§ EXERCISE INSTRUCTIONS
Give only the number of lines in the records below that contain the word "Powder".

§ DATASET RECORDS
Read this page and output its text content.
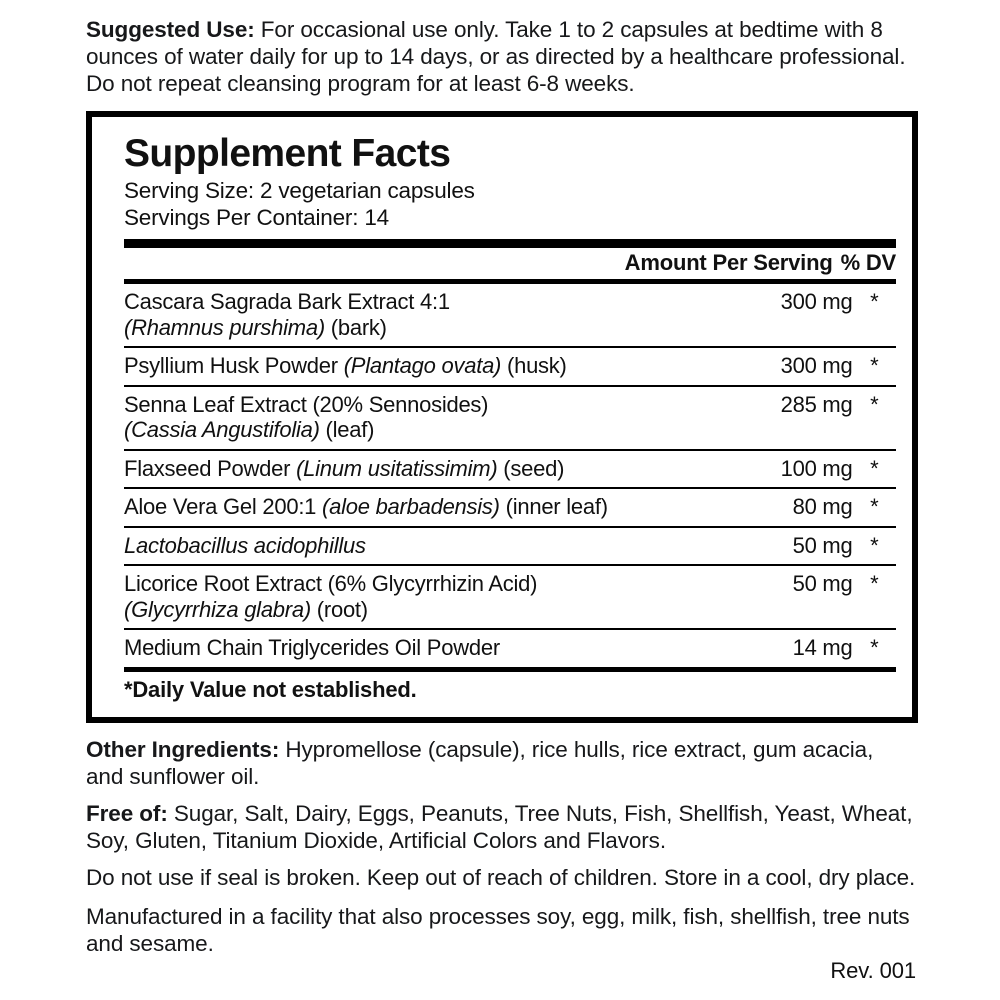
Suggested Use: For occasional use only. Take 1 to 2 capsules at bedtime with 8 ounces of water daily for up to 14 days, or as directed by a healthcare professional. Do not repeat cleansing program for at least 6-8 weeks.

Supplement Facts
Serving Size: 2 vegetarian capsules
Servings Per Container: 14
Amount Per Serving % DV
Cascara Sagrada Bark Extract 4:1
(Rhamnus purshima) (bark)	300 mg	*
Psyllium Husk Powder (Plantago ovata) (husk)	300 mg	*
Senna Leaf Extract (20% Sennosides)
(Cassia Angustifolia) (leaf)	285 mg	*
Flaxseed Powder (Linum usitatissimim) (seed)	100 mg	*
Aloe Vera Gel 200:1 (aloe barbadensis) (inner leaf)	80 mg	*
Lactobacillus acidophillus	50 mg	*
Licorice Root Extract (6% Glycyrrhizin Acid)
(Glycyrrhiza glabra) (root)	50 mg	*
Medium Chain Triglycerides Oil Powder	14 mg	*
*Daily Value not established.

Other Ingredients: Hypromellose (capsule), rice hulls, rice extract, gum acacia, and sunflower oil.

Free of: Sugar, Salt, Dairy, Eggs, Peanuts, Tree Nuts, Fish, Shellfish, Yeast, Wheat, Soy, Gluten, Titanium Dioxide, Artificial Colors and Flavors.

Do not use if seal is broken. Keep out of reach of children. Store in a cool, dry place.

Manufactured in a facility that also processes soy, egg, milk, fish, shellfish, tree nuts and sesame.

Rev. 001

§ TASK OUTPUT
3